---------- TEXT FOR ANALYSIS
The Atlantic Technology exhibit at the Venetian featured the first 5.0-channel demo of the smaller H-PAS speaker. We hope to atone for this awful picture of of it with a quasi-review in our print mag. What depraved impulse moved us to go gallivanting off to Vegas when this product was sitting in our bedroom? H-PAS uses a variety of construction techniques to produce deep, true bass without resorting to a sub. While this demo was less than ideal, we could still hear an ideally proportioned rhythm section with precisely pitched bass guitar tones and good impact from the drums. Closing our eyes actually made it sound better: Once we were freed from the tyranny of visually reinforced preconceptions, our ears told us this was the good stuff. Incidentally, the speaker will be sold in single units, so if you want five or seven of them, no sweat.
As reported by our colleague
Darryl Wilkinson, the Klipsch press conference mentioned the G-17 Air compact system, whose drivers and flat enclosure hail from the new Gallery line, and the ginormous one-piece Console, the latter to be produced in Klipsch's hometown of Hope, Arkansas. But the latter was not shown at the time, so here it is. Interesting, the bleeding-edge Palladium and other higher-end Klipsch lines are moving their manufacturing from China back to Arkansas due to higher costs in the former. This isn't a knock against the Chinese but we can't help feeling pleased that more Klipsch speakers are going to be made in America.
--------------------
PARTS OF THE EXERCISE:
A. In the speaker report, how will the H-PAS speaker be sold?
B. Reproduce the stretch of the speaker report from "The Atlantic Technology" through "them, no sweat.".
Base your responses only on the speaker report.
---------- GIVEN ENTRIES
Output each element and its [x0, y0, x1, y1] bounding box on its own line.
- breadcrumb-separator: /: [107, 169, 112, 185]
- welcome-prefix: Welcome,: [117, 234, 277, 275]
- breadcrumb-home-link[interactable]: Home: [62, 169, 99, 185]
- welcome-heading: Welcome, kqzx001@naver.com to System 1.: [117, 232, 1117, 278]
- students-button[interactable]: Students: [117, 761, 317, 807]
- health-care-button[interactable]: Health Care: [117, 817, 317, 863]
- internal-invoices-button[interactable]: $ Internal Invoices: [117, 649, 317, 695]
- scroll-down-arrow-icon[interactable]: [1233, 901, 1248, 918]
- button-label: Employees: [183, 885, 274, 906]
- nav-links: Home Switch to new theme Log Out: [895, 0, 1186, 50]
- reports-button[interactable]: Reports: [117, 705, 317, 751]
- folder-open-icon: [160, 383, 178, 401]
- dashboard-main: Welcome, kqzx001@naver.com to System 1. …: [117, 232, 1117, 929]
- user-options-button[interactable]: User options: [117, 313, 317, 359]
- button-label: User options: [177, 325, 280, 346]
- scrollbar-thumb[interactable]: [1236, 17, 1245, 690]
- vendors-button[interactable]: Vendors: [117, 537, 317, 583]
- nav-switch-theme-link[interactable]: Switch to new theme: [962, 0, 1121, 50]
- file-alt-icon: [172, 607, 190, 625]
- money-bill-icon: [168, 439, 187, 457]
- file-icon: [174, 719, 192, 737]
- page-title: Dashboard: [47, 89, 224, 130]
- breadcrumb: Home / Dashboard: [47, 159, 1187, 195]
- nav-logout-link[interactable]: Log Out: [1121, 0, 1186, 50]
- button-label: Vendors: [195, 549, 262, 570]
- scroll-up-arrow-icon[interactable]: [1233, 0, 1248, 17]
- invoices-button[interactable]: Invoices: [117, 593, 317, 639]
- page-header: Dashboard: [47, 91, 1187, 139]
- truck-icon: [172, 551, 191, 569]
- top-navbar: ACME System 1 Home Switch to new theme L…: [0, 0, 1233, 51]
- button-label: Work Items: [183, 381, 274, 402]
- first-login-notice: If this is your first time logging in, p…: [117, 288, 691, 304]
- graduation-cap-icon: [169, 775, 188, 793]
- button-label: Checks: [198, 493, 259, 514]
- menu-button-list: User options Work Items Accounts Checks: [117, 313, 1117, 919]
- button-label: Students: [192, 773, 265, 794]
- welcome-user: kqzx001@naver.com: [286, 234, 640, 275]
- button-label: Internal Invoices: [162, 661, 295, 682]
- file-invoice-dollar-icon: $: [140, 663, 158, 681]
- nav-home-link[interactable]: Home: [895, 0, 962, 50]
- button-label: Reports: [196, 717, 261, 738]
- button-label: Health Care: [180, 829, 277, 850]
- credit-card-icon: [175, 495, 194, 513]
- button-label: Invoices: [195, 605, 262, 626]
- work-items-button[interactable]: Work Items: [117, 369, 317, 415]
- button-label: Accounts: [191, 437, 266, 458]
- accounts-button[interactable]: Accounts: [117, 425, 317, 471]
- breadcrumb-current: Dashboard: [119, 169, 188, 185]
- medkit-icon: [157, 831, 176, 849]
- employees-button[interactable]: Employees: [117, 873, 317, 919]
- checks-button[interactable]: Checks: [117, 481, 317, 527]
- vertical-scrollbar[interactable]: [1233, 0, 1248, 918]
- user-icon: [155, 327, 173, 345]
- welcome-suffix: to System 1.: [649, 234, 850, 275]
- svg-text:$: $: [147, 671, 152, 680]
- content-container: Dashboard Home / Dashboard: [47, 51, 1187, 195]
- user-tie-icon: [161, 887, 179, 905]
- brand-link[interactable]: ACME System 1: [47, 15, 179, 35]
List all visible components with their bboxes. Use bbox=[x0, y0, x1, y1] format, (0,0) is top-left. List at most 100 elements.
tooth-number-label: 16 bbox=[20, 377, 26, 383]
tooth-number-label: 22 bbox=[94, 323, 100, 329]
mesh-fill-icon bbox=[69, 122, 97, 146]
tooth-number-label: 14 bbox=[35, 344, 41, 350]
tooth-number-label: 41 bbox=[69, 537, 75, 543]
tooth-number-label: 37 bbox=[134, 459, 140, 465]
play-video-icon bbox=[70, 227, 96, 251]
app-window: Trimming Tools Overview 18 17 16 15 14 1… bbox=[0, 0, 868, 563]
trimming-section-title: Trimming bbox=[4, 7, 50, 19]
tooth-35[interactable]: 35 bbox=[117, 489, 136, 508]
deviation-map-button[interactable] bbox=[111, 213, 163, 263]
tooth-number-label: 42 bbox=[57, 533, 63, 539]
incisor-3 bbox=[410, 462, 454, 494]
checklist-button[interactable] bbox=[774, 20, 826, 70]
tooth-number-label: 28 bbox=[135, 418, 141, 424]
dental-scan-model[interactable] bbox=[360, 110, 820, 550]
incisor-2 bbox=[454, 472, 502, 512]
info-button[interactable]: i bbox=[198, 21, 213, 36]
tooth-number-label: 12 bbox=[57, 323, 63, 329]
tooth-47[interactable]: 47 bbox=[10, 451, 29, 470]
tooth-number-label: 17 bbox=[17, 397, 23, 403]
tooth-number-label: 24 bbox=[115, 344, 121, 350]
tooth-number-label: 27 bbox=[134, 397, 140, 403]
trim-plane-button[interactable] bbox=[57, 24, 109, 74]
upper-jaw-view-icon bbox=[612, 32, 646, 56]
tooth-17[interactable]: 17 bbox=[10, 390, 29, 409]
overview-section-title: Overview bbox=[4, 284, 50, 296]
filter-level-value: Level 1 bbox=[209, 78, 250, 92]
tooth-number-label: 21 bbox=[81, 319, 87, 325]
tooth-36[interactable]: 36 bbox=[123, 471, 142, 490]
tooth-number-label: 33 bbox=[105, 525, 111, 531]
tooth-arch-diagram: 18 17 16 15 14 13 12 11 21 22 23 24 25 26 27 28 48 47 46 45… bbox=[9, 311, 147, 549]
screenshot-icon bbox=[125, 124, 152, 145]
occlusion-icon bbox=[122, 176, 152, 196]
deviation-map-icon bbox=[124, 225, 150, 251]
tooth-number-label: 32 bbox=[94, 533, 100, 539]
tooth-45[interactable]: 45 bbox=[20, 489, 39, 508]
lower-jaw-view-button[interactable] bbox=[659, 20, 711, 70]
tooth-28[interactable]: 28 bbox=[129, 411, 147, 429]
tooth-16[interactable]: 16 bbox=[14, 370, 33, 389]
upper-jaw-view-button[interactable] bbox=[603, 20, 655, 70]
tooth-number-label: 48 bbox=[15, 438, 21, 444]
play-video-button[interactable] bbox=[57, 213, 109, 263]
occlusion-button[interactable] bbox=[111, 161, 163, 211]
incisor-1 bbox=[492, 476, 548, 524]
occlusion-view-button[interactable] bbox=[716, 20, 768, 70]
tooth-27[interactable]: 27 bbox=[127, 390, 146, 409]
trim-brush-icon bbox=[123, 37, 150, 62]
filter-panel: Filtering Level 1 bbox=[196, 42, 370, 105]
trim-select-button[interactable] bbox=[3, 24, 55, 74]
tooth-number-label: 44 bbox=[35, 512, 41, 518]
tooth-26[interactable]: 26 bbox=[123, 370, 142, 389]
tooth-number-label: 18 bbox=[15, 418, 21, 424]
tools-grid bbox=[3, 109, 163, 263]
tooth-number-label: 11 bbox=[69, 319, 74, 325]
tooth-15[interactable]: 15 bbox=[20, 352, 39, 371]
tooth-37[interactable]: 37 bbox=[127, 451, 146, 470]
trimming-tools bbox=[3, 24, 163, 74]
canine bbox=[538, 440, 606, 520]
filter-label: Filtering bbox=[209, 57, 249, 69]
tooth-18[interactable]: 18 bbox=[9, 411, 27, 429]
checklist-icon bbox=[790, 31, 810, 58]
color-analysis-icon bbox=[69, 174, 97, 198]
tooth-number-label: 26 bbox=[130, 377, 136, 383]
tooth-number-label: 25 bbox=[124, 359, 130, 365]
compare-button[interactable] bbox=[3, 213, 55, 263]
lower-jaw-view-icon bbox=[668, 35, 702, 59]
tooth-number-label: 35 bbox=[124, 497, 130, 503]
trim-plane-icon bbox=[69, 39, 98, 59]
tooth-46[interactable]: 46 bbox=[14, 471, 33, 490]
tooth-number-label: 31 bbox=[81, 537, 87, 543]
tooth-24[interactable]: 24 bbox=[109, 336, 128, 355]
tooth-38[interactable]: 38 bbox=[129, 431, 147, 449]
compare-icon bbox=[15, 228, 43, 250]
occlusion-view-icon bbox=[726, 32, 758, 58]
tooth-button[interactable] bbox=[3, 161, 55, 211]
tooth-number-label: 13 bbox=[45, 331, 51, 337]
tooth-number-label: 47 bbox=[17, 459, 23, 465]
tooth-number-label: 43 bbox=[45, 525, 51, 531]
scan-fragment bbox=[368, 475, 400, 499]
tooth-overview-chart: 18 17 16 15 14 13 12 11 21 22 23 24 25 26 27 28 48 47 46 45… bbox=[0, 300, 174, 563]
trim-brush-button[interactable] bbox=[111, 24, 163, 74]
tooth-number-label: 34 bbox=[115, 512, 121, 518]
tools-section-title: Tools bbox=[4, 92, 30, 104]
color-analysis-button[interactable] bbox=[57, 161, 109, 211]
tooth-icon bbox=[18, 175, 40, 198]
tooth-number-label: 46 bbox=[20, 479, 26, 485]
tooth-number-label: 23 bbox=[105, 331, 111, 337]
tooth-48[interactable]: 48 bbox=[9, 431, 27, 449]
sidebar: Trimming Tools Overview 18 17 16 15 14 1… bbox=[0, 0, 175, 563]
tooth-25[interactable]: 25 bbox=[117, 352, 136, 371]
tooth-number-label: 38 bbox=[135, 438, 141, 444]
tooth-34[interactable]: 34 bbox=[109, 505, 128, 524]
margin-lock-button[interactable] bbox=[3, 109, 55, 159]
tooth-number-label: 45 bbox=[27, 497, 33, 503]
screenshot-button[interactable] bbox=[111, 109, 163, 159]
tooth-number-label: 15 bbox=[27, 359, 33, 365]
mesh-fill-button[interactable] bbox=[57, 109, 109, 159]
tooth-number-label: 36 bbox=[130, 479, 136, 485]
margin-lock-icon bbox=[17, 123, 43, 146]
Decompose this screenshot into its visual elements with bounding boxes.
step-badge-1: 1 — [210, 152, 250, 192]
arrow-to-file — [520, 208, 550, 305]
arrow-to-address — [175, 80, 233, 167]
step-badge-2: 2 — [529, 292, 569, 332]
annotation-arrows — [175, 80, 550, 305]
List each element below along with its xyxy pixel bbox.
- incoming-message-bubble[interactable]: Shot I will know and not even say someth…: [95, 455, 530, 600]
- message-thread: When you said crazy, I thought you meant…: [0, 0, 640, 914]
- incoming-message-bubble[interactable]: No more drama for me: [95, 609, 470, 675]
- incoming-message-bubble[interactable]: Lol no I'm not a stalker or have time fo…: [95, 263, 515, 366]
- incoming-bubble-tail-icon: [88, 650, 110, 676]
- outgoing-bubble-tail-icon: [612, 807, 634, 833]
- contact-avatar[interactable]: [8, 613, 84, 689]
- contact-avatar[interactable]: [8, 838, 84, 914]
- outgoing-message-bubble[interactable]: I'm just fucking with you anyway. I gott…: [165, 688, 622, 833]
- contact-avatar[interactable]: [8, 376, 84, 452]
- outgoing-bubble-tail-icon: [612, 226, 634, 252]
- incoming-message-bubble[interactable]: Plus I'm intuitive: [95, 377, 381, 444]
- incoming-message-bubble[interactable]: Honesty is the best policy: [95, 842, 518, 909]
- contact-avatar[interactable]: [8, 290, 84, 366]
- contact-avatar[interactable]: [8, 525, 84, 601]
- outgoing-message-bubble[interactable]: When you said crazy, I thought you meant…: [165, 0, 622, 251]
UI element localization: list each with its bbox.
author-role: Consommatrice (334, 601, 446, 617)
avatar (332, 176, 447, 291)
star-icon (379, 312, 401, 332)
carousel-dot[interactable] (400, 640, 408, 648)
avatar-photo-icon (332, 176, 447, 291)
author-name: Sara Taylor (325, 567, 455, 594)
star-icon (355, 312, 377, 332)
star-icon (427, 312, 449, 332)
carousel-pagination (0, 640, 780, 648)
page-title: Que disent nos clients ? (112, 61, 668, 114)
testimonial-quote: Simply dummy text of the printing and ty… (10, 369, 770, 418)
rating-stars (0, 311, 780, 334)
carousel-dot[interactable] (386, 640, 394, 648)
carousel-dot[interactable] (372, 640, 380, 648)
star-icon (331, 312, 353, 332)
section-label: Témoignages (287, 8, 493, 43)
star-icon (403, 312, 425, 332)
--------------------
EXERCISE RESPONSES:
A. In single units.

B.
The Atlantic Technology exhibit at the Venetian featured the first 5.0-channel demo of the smaller H-PAS speaker. We hope to atone for this awful picture of of it with a quasi-review in our print mag. What depraved impulse moved us to go gallivanting off to Vegas when this product was sitting in our bedroom? H-PAS uses a variety of construction techniques to produce deep, true bass without resorting to a sub. While this demo was less than ideal, we could still hear an ideally proportioned rhythm section with precisely pitched bass guitar tones and good impact from the drums. Closing our eyes actually made it sound better: Once we were freed from the tyranny of visually reinforced preconceptions, our ears told us this was the good stuff. Incidentally, the speaker will be sold in single units, so if you want five or seven of them, no sweat.